Search the entries below. Return every line that has "your" in it.

## Records from a dataset
<<<<

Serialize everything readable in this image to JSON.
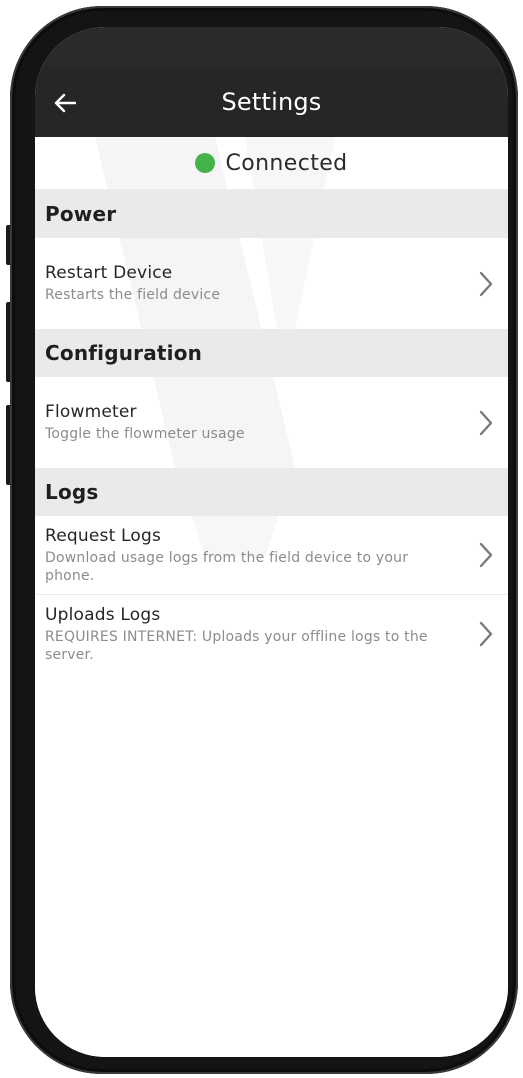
{
  "header": {
    "title": "Settings",
    "back_icon": "arrow-left-icon"
  },
  "connection": {
    "status_label": "Connected",
    "status_color": "#43b34a"
  },
  "sections": [
    {
      "title": "Power",
      "items": [
        {
          "title": "Restart Device",
          "subtitle": "Restarts the field device"
        }
      ]
    },
    {
      "title": "Configuration",
      "items": [
        {
          "title": "Flowmeter",
          "subtitle": "Toggle the flowmeter usage"
        }
      ]
    },
    {
      "title": "Logs",
      "items": [
        {
          "title": "Request Logs",
          "subtitle": "Download usage logs from the field device to your phone."
        },
        {
          "title": "Uploads Logs",
          "subtitle": "REQUIRES INTERNET: Uploads your offline logs to the server."
        }
      ]
    }
  ],
  "colors": {
    "header_bg": "#262626",
    "section_bg": "#e8e8e8",
    "accent_connected": "#43b34a"
  }
}
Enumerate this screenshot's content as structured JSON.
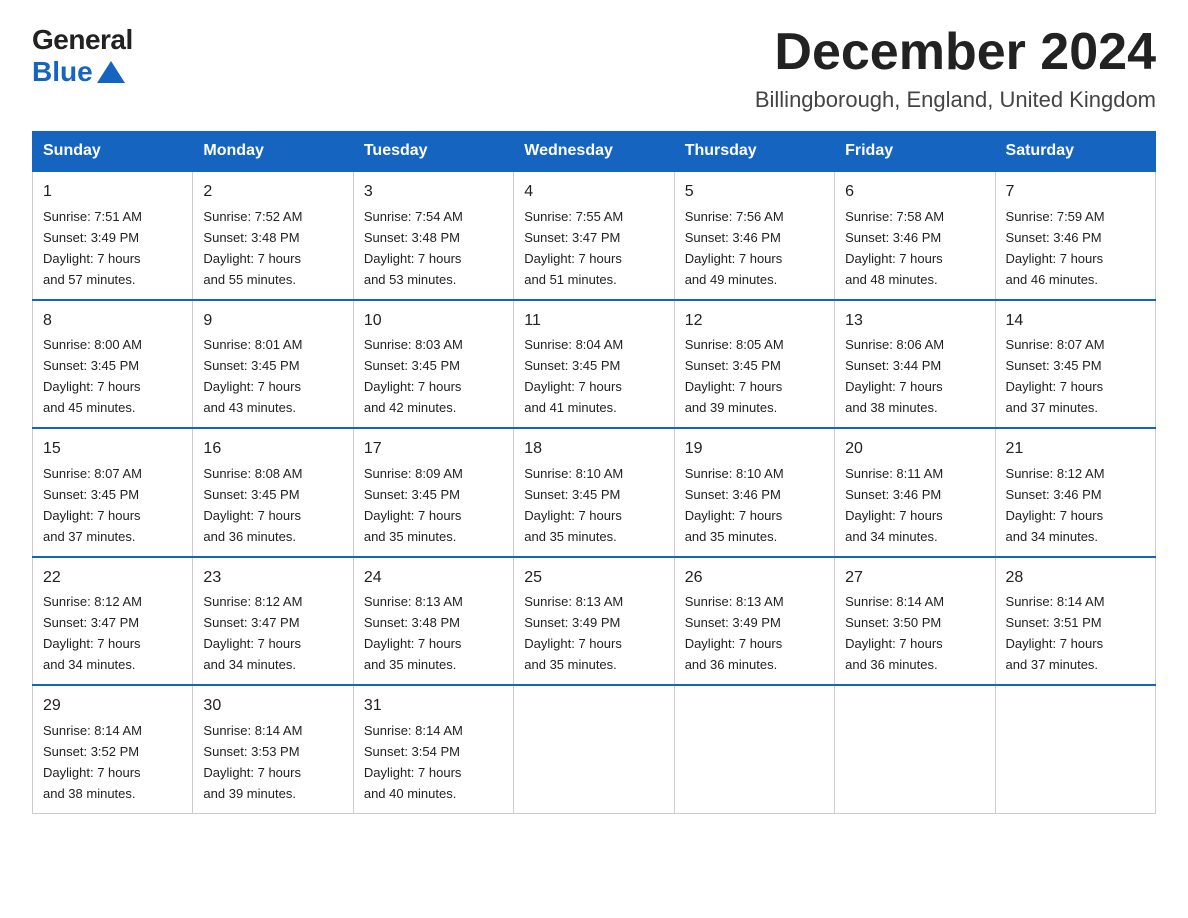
{
  "logo": {
    "general": "General",
    "blue": "Blue"
  },
  "title": "December 2024",
  "subtitle": "Billingborough, England, United Kingdom",
  "weekdays": [
    "Sunday",
    "Monday",
    "Tuesday",
    "Wednesday",
    "Thursday",
    "Friday",
    "Saturday"
  ],
  "weeks": [
    [
      {
        "day": "1",
        "sunrise": "7:51 AM",
        "sunset": "3:49 PM",
        "daylight": "7 hours and 57 minutes."
      },
      {
        "day": "2",
        "sunrise": "7:52 AM",
        "sunset": "3:48 PM",
        "daylight": "7 hours and 55 minutes."
      },
      {
        "day": "3",
        "sunrise": "7:54 AM",
        "sunset": "3:48 PM",
        "daylight": "7 hours and 53 minutes."
      },
      {
        "day": "4",
        "sunrise": "7:55 AM",
        "sunset": "3:47 PM",
        "daylight": "7 hours and 51 minutes."
      },
      {
        "day": "5",
        "sunrise": "7:56 AM",
        "sunset": "3:46 PM",
        "daylight": "7 hours and 49 minutes."
      },
      {
        "day": "6",
        "sunrise": "7:58 AM",
        "sunset": "3:46 PM",
        "daylight": "7 hours and 48 minutes."
      },
      {
        "day": "7",
        "sunrise": "7:59 AM",
        "sunset": "3:46 PM",
        "daylight": "7 hours and 46 minutes."
      }
    ],
    [
      {
        "day": "8",
        "sunrise": "8:00 AM",
        "sunset": "3:45 PM",
        "daylight": "7 hours and 45 minutes."
      },
      {
        "day": "9",
        "sunrise": "8:01 AM",
        "sunset": "3:45 PM",
        "daylight": "7 hours and 43 minutes."
      },
      {
        "day": "10",
        "sunrise": "8:03 AM",
        "sunset": "3:45 PM",
        "daylight": "7 hours and 42 minutes."
      },
      {
        "day": "11",
        "sunrise": "8:04 AM",
        "sunset": "3:45 PM",
        "daylight": "7 hours and 41 minutes."
      },
      {
        "day": "12",
        "sunrise": "8:05 AM",
        "sunset": "3:45 PM",
        "daylight": "7 hours and 39 minutes."
      },
      {
        "day": "13",
        "sunrise": "8:06 AM",
        "sunset": "3:44 PM",
        "daylight": "7 hours and 38 minutes."
      },
      {
        "day": "14",
        "sunrise": "8:07 AM",
        "sunset": "3:45 PM",
        "daylight": "7 hours and 37 minutes."
      }
    ],
    [
      {
        "day": "15",
        "sunrise": "8:07 AM",
        "sunset": "3:45 PM",
        "daylight": "7 hours and 37 minutes."
      },
      {
        "day": "16",
        "sunrise": "8:08 AM",
        "sunset": "3:45 PM",
        "daylight": "7 hours and 36 minutes."
      },
      {
        "day": "17",
        "sunrise": "8:09 AM",
        "sunset": "3:45 PM",
        "daylight": "7 hours and 35 minutes."
      },
      {
        "day": "18",
        "sunrise": "8:10 AM",
        "sunset": "3:45 PM",
        "daylight": "7 hours and 35 minutes."
      },
      {
        "day": "19",
        "sunrise": "8:10 AM",
        "sunset": "3:46 PM",
        "daylight": "7 hours and 35 minutes."
      },
      {
        "day": "20",
        "sunrise": "8:11 AM",
        "sunset": "3:46 PM",
        "daylight": "7 hours and 34 minutes."
      },
      {
        "day": "21",
        "sunrise": "8:12 AM",
        "sunset": "3:46 PM",
        "daylight": "7 hours and 34 minutes."
      }
    ],
    [
      {
        "day": "22",
        "sunrise": "8:12 AM",
        "sunset": "3:47 PM",
        "daylight": "7 hours and 34 minutes."
      },
      {
        "day": "23",
        "sunrise": "8:12 AM",
        "sunset": "3:47 PM",
        "daylight": "7 hours and 34 minutes."
      },
      {
        "day": "24",
        "sunrise": "8:13 AM",
        "sunset": "3:48 PM",
        "daylight": "7 hours and 35 minutes."
      },
      {
        "day": "25",
        "sunrise": "8:13 AM",
        "sunset": "3:49 PM",
        "daylight": "7 hours and 35 minutes."
      },
      {
        "day": "26",
        "sunrise": "8:13 AM",
        "sunset": "3:49 PM",
        "daylight": "7 hours and 36 minutes."
      },
      {
        "day": "27",
        "sunrise": "8:14 AM",
        "sunset": "3:50 PM",
        "daylight": "7 hours and 36 minutes."
      },
      {
        "day": "28",
        "sunrise": "8:14 AM",
        "sunset": "3:51 PM",
        "daylight": "7 hours and 37 minutes."
      }
    ],
    [
      {
        "day": "29",
        "sunrise": "8:14 AM",
        "sunset": "3:52 PM",
        "daylight": "7 hours and 38 minutes."
      },
      {
        "day": "30",
        "sunrise": "8:14 AM",
        "sunset": "3:53 PM",
        "daylight": "7 hours and 39 minutes."
      },
      {
        "day": "31",
        "sunrise": "8:14 AM",
        "sunset": "3:54 PM",
        "daylight": "7 hours and 40 minutes."
      },
      null,
      null,
      null,
      null
    ]
  ],
  "labels": {
    "sunrise": "Sunrise:",
    "sunset": "Sunset:",
    "daylight": "Daylight:"
  }
}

>>>>

## FULL OUTPUT
          "subtitle": "Download usage logs from the field device to your phone."
          "subtitle": "REQUIRES INTERNET: Uploads your offline logs to the server."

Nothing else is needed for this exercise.